- _Aim of the task_: Examine the material below and count the lines that hold the word "fait". Report only the number.

- _Given entries_:
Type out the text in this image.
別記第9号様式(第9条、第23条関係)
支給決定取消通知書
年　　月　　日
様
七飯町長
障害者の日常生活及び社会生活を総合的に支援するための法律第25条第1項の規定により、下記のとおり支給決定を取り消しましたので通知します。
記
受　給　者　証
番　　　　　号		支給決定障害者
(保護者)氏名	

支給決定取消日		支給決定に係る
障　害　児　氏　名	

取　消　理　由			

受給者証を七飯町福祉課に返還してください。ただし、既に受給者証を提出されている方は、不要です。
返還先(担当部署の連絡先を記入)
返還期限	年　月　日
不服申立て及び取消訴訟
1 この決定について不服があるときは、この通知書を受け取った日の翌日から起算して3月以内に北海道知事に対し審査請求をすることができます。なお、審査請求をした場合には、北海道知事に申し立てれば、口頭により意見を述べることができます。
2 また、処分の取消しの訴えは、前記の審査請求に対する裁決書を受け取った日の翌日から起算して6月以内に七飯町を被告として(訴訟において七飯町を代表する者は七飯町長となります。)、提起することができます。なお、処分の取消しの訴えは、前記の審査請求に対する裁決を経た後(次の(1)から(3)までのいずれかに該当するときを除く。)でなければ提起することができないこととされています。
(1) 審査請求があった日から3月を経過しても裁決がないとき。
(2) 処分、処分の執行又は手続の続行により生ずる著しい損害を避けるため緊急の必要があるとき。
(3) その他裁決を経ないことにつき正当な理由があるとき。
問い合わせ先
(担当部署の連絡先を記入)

==

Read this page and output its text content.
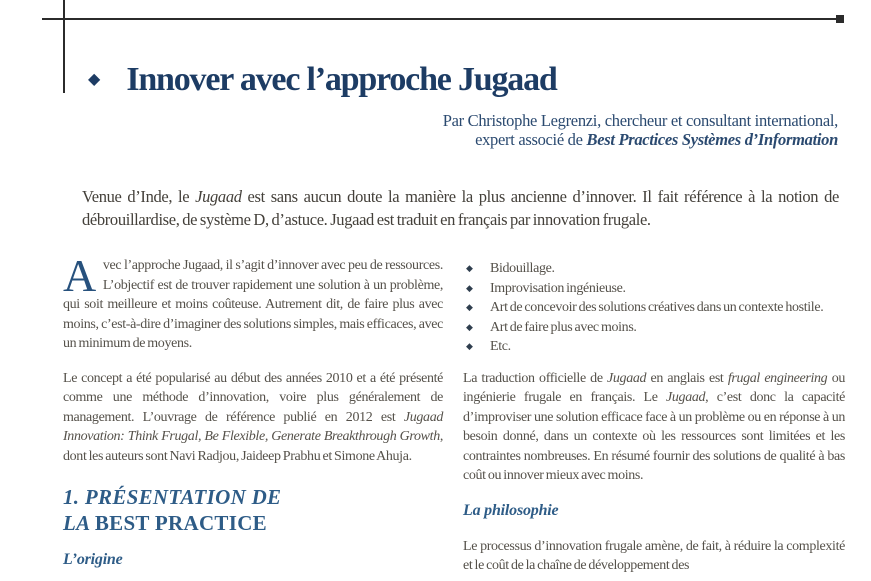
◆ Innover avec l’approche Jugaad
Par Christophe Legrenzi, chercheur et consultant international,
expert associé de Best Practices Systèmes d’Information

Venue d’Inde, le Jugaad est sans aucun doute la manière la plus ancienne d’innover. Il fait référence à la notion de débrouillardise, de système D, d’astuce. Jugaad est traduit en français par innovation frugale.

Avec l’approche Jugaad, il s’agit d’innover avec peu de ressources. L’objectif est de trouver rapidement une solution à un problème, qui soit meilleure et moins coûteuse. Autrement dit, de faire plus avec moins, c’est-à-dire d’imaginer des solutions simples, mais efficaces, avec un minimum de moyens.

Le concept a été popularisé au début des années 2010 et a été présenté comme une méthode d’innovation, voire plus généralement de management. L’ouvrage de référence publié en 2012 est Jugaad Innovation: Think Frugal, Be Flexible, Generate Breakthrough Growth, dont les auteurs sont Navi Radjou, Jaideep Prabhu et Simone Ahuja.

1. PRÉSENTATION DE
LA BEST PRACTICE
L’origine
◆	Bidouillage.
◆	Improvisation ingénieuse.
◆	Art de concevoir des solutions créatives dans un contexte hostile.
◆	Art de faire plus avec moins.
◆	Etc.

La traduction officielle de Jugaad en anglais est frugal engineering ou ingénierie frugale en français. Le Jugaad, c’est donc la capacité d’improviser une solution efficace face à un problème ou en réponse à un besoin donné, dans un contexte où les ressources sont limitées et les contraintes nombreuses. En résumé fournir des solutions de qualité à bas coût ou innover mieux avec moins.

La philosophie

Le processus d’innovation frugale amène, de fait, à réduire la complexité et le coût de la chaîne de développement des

- _Answer to this exercise_: 2